### Work required
Repeat the lines that follow, leaving nothing out.

### Data shown
____

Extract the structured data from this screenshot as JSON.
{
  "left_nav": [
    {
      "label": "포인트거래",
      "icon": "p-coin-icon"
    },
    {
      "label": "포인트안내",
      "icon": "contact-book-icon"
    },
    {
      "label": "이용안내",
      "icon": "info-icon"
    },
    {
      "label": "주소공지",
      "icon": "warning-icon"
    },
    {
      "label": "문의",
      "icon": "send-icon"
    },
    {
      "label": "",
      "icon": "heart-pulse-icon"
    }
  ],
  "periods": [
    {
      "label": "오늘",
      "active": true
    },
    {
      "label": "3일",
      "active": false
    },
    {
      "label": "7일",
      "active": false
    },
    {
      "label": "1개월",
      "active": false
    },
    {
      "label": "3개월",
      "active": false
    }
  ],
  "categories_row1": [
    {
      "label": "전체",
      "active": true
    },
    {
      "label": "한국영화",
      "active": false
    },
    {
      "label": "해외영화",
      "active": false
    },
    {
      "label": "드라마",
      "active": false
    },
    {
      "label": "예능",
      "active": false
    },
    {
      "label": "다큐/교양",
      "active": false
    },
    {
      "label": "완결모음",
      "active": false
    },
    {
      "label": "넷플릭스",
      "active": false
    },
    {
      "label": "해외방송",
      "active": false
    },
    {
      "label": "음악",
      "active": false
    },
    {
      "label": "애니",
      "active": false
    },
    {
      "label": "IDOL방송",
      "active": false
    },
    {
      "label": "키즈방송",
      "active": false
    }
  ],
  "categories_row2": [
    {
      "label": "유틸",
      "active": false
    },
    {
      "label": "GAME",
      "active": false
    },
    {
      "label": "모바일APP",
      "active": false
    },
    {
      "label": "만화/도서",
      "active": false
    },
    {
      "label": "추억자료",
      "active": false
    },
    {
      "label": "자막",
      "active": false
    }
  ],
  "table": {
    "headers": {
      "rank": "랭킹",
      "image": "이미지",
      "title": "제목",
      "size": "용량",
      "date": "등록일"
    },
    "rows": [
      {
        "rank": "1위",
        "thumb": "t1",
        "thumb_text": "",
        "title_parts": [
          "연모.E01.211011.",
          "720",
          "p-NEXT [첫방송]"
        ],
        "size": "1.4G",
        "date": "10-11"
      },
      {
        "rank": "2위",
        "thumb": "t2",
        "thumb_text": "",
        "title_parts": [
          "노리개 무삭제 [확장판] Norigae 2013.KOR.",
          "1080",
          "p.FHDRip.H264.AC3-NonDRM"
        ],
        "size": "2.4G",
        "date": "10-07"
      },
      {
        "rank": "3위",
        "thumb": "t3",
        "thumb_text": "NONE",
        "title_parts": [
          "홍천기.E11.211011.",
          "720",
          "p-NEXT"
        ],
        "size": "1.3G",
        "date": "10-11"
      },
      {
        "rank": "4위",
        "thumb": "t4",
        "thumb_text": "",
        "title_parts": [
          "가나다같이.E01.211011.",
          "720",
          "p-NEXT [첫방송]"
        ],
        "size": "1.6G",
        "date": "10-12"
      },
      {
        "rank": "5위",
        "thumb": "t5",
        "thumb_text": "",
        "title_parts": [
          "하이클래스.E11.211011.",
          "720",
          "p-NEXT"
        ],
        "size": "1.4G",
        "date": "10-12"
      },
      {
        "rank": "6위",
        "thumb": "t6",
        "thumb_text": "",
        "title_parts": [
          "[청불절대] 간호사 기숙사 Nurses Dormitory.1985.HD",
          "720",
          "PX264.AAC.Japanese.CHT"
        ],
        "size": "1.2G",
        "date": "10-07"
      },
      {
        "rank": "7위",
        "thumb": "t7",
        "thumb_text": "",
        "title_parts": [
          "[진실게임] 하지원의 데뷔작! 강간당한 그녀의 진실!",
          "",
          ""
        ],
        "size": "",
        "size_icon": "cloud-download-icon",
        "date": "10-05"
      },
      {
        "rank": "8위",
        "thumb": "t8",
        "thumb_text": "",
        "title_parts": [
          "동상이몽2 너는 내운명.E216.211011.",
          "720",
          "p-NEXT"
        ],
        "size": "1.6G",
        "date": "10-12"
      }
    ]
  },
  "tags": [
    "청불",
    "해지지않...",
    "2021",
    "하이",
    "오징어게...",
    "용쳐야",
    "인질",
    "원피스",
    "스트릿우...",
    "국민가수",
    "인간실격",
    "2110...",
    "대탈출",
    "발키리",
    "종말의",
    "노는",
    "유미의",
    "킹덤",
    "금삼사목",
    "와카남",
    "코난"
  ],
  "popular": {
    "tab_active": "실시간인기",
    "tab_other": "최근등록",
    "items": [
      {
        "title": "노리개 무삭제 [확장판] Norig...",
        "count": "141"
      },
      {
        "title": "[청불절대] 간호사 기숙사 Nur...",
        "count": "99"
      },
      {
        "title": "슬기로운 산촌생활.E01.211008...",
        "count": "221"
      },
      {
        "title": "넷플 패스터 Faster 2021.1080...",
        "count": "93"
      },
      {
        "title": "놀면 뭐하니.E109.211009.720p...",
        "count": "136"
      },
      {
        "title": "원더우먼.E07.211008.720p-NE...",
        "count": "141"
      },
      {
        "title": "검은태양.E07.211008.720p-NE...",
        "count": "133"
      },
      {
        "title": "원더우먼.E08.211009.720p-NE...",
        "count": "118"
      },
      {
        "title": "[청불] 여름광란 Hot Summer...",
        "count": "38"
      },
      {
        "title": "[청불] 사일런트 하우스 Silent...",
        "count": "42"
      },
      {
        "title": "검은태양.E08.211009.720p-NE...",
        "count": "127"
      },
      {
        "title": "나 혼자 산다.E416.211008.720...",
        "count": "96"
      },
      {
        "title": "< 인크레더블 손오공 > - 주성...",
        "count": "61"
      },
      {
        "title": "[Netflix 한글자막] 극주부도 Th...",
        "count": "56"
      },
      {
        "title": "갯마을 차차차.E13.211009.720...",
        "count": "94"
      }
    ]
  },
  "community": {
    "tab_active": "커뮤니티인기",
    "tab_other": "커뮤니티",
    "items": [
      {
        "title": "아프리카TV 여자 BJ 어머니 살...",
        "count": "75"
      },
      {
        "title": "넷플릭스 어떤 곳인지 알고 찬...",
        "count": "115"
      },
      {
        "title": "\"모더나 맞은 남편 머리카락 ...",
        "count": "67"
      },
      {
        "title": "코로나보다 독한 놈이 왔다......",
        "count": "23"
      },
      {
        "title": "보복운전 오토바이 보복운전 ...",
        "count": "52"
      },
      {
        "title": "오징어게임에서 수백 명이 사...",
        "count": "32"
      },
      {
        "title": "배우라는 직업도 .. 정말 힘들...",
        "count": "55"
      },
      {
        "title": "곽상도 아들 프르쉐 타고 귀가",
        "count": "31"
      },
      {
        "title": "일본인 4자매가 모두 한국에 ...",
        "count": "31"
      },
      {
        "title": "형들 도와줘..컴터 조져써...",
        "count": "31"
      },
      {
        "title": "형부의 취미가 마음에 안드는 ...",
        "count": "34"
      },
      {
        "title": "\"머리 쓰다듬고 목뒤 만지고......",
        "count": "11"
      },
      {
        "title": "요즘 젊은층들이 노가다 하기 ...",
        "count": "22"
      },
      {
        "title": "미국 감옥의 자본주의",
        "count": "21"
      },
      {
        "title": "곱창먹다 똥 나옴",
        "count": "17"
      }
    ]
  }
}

____

### Expected answer
Extract the structured data from this screenshot as JSON.
{
  "left_nav": [
    {
      "label": "포인트거래",
      "icon": "p-coin-icon"
    },
    {
      "label": "포인트안내",
      "icon": "contact-book-icon"
    },
    {
      "label": "이용안내",
      "icon": "info-icon"
    },
    {
      "label": "주소공지",
      "icon": "warning-icon"
    },
    {
      "label": "문의",
      "icon": "send-icon"
    },
    {
      "label": "",
      "icon": "heart-pulse-icon"
    }
  ],
  "periods": [
    {
      "label": "오늘",
      "active": true
    },
    {
      "label": "3일",
      "active": false
    },
    {
      "label": "7일",
      "active": false
    },
    {
      "label": "1개월",
      "active": false
    },
    {
      "label": "3개월",
      "active": false
    }
  ],
  "categories_row1": [
    {
      "label": "전체",
      "active": true
    },
    {
      "label": "한국영화",
      "active": false
    },
    {
      "label": "해외영화",
      "active": false
    },
    {
      "label": "드라마",
      "active": false
    },
    {
      "label": "예능",
      "active": false
    },
    {
      "label": "다큐/교양",
      "active": false
    },
    {
      "label": "완결모음",
      "active": false
    },
    {
      "label": "넷플릭스",
      "active": false
    },
    {
      "label": "해외방송",
      "active": false
    },
    {
      "label": "음악",
      "active": false
    },
    {
      "label": "애니",
      "active": false
    },
    {
      "label": "IDOL방송",
      "active": false
    },
    {
      "label": "키즈방송",
      "active": false
    }
  ],
  "categories_row2": [
    {
      "label": "유틸",
      "active": false
    },
    {
      "label": "GAME",
      "active": false
    },
    {
      "label": "모바일APP",
      "active": false
    },
    {
      "label": "만화/도서",
      "active": false
    },
    {
      "label": "추억자료",
      "active": false
    },
    {
      "label": "자막",
      "active": false
    }
  ],
  "table": {
    "headers": {
      "rank": "랭킹",
      "image": "이미지",
      "title": "제목",
      "size": "용량",
      "date": "등록일"
    },
    "rows": [
      {
        "rank": "1위",
        "thumb": "t1",
        "thumb_text": "",
        "title_parts": [
          "연모.E01.211011.",
          "720",
          "p-NEXT [첫방송]"
        ],
        "size": "1.4G",
        "date": "10-11"
      },
      {
        "rank": "2위",
        "thumb": "t2",
        "thumb_text": "",
        "title_parts": [
          "노리개 무삭제 [확장판] Norigae 2013.KOR.",
          "1080",
          "p.FHDRip.H264.AC3-NonDRM"
        ],
        "size": "2.4G",
        "date": "10-07"
      },
      {
        "rank": "3위",
        "thumb": "t3",
        "thumb_text": "NONE",
        "title_parts": [
          "홍천기.E11.211011.",
          "720",
          "p-NEXT"
        ],
        "size": "1.3G",
        "date": "10-11"
      },
      {
        "rank": "4위",
        "thumb": "t4",
        "thumb_text": "",
        "title_parts": [
          "가나다같이.E01.211011.",
          "720",
          "p-NEXT [첫방송]"
        ],
        "size": "1.6G",
        "date": "10-12"
      },
      {
        "rank": "5위",
        "thumb": "t5",
        "thumb_text": "",
        "title_parts": [
          "하이클래스.E11.211011.",
          "720",
          "p-NEXT"
        ],
        "size": "1.4G",
        "date": "10-12"
      },
      {
        "rank": "6위",
        "thumb": "t6",
        "thumb_text": "",
        "title_parts": [
          "[청불절대] 간호사 기숙사 Nurses Dormitory.1985.HD",
          "720",
          "PX264.AAC.Japanese.CHT"
        ],
        "size": "1.2G",
        "date": "10-07"
      },
      {
        "rank": "7위",
        "thumb": "t7",
        "thumb_text": "",
        "title_parts": [
          "[진실게임] 하지원의 데뷔작! 강간당한 그녀의 진실!",
          "",
          ""
        ],
        "size": "",
        "size_icon": "cloud-download-icon",
        "date": "10-05"
      },
      {
        "rank": "8위",
        "thumb": "t8",
        "thumb_text": "",
        "title_parts": [
          "동상이몽2 너는 내운명.E216.211011.",
          "720",
          "p-NEXT"
        ],
        "size": "1.6G",
        "date": "10-12"
      }
    ]
  },
  "tags": [
    "청불",
    "해지지않...",
    "2021",
    "하이",
    "오징어게...",
    "용쳐야",
    "인질",
    "원피스",
    "스트릿우...",
    "국민가수",
    "인간실격",
    "2110...",
    "대탈출",
    "발키리",
    "종말의",
    "노는",
    "유미의",
    "킹덤",
    "금삼사목",
    "와카남",
    "코난"
  ],
  "popular": {
    "tab_active": "실시간인기",
    "tab_other": "최근등록",
    "items": [
      {
        "title": "노리개 무삭제 [확장판] Norig...",
        "count": "141"
      },
      {
        "title": "[청불절대] 간호사 기숙사 Nur...",
        "count": "99"
      },
      {
        "title": "슬기로운 산촌생활.E01.211008...",
        "count": "221"
      },
      {
        "title": "넷플 패스터 Faster 2021.1080...",
        "count": "93"
      },
      {
        "title": "놀면 뭐하니.E109.211009.720p...",
        "count": "136"
      },
      {
        "title": "원더우먼.E07.211008.720p-NE...",
        "count": "141"
      },
      {
        "title": "검은태양.E07.211008.720p-NE...",
        "count": "133"
      },
      {
        "title": "원더우먼.E08.211009.720p-NE...",
        "count": "118"
      },
      {
        "title": "[청불] 여름광란 Hot Summer...",
        "count": "38"
      },
      {
        "title": "[청불] 사일런트 하우스 Silent...",
        "count": "42"
      },
      {
        "title": "검은태양.E08.211009.720p-NE...",
        "count": "127"
      },
      {
        "title": "나 혼자 산다.E416.211008.720...",
        "count": "96"
      },
      {
        "title": "< 인크레더블 손오공 > - 주성...",
        "count": "61"
      },
      {
        "title": "[Netflix 한글자막] 극주부도 Th...",
        "count": "56"
      },
      {
        "title": "갯마을 차차차.E13.211009.720...",
        "count": "94"
      }
    ]
  },
  "community": {
    "tab_active": "커뮤니티인기",
    "tab_other": "커뮤니티",
    "items": [
      {
        "title": "아프리카TV 여자 BJ 어머니 살...",
        "count": "75"
      },
      {
        "title": "넷플릭스 어떤 곳인지 알고 찬...",
        "count": "115"
      },
      {
        "title": "\"모더나 맞은 남편 머리카락 ...",
        "count": "67"
      },
      {
        "title": "코로나보다 독한 놈이 왔다......",
        "count": "23"
      },
      {
        "title": "보복운전 오토바이 보복운전 ...",
        "count": "52"
      },
      {
        "title": "오징어게임에서 수백 명이 사...",
        "count": "32"
      },
      {
        "title": "배우라는 직업도 .. 정말 힘들...",
        "count": "55"
      },
      {
        "title": "곽상도 아들 프르쉐 타고 귀가",
        "count": "31"
      },
      {
        "title": "일본인 4자매가 모두 한국에 ...",
        "count": "31"
      },
      {
        "title": "형들 도와줘..컴터 조져써...",
        "count": "31"
      },
      {
        "title": "형부의 취미가 마음에 안드는 ...",
        "count": "34"
      },
      {
        "title": "\"머리 쓰다듬고 목뒤 만지고......",
        "count": "11"
      },
      {
        "title": "요즘 젊은층들이 노가다 하기 ...",
        "count": "22"
      },
      {
        "title": "미국 감옥의 자본주의",
        "count": "21"
      },
      {
        "title": "곱창먹다 똥 나옴",
        "count": "17"
      }
    ]
  }
}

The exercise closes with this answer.